◆ The exercise: Locate the lines of the listing below that hold "vinden", then copy each of them.

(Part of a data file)

START

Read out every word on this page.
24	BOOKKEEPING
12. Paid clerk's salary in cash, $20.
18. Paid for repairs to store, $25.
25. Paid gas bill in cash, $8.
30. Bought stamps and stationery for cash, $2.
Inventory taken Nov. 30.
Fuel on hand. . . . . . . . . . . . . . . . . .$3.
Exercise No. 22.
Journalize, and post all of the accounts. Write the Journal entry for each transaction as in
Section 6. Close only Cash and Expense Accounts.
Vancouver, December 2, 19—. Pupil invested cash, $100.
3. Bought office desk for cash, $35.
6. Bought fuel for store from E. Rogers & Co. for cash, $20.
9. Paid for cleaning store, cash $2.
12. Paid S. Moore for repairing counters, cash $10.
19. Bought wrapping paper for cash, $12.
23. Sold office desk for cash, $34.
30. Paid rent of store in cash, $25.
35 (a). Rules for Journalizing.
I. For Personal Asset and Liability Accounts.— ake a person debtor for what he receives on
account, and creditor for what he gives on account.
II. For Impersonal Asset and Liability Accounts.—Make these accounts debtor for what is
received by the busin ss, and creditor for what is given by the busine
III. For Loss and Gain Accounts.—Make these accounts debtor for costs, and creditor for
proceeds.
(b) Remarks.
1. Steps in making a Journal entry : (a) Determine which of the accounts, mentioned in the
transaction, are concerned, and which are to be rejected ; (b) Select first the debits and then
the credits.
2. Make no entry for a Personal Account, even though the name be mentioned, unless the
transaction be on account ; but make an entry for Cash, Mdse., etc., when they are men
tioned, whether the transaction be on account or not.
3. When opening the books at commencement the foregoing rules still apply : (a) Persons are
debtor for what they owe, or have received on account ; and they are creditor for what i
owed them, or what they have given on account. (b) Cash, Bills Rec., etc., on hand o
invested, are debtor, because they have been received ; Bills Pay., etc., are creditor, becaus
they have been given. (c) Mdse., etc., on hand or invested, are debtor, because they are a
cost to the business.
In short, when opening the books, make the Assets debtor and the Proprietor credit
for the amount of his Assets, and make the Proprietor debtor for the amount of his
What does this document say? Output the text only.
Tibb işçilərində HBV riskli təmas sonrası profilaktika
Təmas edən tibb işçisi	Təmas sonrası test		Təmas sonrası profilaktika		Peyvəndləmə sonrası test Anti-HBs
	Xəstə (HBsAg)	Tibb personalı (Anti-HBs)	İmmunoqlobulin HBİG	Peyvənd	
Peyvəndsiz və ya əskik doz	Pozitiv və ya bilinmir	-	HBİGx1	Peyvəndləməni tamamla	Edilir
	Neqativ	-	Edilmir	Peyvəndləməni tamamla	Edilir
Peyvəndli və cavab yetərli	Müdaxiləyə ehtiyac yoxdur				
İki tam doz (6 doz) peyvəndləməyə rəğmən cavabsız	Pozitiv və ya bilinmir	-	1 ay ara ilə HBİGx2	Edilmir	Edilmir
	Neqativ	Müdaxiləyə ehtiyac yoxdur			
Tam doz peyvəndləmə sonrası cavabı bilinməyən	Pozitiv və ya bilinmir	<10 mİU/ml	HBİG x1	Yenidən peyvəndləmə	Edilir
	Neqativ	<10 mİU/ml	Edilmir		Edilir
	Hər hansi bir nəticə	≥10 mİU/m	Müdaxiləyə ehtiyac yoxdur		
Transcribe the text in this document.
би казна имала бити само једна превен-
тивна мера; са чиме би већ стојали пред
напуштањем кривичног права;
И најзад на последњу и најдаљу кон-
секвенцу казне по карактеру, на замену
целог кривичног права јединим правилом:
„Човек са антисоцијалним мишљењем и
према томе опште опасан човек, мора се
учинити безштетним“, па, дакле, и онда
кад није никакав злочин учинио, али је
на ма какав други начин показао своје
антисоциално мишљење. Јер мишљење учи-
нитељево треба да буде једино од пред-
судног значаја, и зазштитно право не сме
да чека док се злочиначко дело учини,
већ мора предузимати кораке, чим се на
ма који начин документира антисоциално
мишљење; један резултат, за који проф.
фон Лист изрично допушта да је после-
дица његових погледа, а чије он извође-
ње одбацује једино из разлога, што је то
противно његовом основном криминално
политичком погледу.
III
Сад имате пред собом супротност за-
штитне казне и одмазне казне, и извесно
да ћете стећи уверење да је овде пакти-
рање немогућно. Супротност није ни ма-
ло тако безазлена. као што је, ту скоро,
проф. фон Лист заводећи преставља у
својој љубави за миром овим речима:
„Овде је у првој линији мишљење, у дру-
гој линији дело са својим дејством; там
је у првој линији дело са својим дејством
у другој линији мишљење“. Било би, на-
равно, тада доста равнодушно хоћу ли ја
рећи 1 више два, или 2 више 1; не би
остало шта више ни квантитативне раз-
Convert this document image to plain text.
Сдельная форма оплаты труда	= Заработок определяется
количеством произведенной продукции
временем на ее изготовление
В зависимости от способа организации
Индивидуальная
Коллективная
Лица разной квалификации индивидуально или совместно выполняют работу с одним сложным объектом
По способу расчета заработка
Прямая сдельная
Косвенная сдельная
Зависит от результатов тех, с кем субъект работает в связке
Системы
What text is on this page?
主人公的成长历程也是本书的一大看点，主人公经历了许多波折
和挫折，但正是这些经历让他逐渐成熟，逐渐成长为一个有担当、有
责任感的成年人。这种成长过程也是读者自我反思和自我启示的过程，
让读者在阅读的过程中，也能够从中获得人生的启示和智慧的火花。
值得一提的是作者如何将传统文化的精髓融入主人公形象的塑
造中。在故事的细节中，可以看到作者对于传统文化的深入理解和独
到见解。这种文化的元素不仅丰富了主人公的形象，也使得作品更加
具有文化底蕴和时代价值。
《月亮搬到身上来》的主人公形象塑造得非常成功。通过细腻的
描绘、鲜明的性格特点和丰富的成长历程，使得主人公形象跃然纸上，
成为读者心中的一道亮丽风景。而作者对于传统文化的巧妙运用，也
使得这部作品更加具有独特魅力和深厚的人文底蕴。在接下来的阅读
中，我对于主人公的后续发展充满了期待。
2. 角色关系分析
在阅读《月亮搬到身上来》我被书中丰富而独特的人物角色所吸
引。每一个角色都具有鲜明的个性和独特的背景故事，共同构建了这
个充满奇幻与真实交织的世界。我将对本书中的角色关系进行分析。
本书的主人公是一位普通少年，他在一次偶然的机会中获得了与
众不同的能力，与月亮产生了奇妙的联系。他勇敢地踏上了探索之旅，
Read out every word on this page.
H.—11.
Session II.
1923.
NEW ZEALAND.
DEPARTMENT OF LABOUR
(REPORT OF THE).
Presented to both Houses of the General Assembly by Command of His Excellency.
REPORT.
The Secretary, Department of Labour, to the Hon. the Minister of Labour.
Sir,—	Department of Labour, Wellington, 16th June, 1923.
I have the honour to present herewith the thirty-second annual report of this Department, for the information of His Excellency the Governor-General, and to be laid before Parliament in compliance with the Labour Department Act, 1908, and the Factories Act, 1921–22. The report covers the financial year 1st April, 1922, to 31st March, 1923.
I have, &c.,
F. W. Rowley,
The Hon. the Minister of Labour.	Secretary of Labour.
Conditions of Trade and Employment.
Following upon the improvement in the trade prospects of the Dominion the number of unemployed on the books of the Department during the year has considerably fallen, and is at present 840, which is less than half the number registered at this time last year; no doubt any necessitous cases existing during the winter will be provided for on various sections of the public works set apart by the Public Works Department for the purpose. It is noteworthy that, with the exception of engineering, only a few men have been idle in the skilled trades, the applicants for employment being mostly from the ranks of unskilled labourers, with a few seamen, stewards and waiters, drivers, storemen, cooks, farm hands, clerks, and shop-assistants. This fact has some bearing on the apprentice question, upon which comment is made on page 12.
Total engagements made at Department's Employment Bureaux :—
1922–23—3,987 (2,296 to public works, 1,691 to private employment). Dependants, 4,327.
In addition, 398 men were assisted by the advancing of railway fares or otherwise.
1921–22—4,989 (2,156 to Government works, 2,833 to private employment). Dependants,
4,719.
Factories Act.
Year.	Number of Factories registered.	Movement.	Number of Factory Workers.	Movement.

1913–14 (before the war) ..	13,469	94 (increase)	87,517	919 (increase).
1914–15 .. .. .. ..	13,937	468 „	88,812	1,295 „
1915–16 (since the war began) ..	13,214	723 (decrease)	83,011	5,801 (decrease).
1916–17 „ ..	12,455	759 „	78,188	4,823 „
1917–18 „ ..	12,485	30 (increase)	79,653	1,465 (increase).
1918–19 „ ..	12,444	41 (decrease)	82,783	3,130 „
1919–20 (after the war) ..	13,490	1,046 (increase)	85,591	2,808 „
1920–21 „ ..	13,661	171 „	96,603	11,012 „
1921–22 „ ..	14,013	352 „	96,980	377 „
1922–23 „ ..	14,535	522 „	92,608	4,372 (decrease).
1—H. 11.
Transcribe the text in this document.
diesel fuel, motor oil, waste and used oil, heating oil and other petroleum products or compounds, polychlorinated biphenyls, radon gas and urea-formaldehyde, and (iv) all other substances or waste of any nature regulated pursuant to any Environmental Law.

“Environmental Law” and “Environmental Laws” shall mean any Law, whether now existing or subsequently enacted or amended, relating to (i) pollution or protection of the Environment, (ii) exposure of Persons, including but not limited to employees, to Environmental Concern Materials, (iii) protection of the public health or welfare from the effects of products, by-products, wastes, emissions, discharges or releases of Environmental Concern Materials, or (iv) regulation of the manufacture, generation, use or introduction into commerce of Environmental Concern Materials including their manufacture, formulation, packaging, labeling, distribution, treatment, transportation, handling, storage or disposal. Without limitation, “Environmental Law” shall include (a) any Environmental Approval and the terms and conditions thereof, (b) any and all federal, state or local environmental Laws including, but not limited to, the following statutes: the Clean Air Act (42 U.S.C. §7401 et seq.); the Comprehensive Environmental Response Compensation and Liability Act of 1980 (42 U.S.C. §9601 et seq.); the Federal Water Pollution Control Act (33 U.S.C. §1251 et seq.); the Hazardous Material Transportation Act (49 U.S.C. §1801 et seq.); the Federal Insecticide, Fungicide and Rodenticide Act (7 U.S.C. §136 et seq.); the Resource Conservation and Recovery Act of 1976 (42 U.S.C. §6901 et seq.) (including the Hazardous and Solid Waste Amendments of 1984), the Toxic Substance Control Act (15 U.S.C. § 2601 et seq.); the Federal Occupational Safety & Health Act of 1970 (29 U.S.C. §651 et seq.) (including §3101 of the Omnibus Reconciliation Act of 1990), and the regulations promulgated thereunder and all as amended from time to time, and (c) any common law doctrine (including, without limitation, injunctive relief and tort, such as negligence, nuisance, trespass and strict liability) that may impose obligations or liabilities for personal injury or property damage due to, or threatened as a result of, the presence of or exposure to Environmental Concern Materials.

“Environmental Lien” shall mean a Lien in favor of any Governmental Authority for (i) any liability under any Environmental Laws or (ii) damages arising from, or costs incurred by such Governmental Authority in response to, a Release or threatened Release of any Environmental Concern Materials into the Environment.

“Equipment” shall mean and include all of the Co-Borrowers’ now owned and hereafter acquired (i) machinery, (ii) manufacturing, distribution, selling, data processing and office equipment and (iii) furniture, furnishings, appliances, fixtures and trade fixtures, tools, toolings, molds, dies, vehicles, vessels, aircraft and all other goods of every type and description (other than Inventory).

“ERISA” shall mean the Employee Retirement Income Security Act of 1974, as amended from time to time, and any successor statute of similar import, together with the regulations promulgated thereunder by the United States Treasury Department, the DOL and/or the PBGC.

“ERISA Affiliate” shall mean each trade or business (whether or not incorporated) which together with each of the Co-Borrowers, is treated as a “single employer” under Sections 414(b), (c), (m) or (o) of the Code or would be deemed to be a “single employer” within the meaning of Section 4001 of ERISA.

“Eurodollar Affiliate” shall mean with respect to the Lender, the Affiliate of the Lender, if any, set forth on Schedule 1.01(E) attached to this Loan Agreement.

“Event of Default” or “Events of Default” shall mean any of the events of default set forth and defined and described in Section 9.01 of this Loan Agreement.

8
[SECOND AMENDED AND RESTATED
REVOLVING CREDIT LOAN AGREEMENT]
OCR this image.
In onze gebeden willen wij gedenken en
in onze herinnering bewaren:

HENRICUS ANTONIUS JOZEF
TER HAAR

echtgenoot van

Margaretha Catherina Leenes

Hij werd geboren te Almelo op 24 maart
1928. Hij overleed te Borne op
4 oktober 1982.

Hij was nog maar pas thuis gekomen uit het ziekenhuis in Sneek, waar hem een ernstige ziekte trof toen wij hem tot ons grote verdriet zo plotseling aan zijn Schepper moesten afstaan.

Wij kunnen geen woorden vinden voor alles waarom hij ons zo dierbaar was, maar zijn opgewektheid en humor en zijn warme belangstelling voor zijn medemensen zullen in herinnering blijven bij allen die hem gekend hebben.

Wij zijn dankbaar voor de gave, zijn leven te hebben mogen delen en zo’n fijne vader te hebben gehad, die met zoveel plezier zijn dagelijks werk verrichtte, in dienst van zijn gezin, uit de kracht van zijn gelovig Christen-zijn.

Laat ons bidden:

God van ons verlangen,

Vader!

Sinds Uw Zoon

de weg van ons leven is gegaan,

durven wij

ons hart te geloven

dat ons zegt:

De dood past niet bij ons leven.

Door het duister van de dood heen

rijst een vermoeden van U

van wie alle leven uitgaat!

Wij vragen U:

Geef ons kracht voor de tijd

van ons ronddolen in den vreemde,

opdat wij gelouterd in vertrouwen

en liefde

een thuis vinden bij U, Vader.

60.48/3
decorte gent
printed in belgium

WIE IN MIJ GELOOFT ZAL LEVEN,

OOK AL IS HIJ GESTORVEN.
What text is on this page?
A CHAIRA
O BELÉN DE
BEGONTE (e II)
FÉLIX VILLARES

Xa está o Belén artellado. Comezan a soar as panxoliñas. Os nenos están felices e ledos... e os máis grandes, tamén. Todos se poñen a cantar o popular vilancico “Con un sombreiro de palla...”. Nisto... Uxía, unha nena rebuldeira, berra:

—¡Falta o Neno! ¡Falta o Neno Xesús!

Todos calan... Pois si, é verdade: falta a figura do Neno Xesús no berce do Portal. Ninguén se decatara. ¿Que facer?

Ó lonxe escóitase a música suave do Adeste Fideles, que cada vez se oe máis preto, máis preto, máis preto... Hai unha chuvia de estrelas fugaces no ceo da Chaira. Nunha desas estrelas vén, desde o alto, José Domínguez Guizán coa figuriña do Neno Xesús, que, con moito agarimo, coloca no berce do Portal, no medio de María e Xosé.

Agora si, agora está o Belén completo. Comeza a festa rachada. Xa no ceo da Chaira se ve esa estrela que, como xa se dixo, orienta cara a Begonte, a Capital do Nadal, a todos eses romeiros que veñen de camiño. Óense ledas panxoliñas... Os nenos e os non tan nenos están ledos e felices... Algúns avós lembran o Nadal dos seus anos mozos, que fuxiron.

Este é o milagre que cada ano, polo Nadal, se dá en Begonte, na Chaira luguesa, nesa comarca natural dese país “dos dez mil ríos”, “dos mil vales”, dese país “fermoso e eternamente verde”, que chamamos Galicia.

END

◆ Solution:
Wij kunnen geen woorden vinden voor alles waarom hij ons zo dierbaar was, maar zijn opgewektheid en humor en zijn warme belangstelling voor zijn medemensen zullen in herinnering blijven bij allen die hem gekend hebben.
een thuis vinden bij U, Vader.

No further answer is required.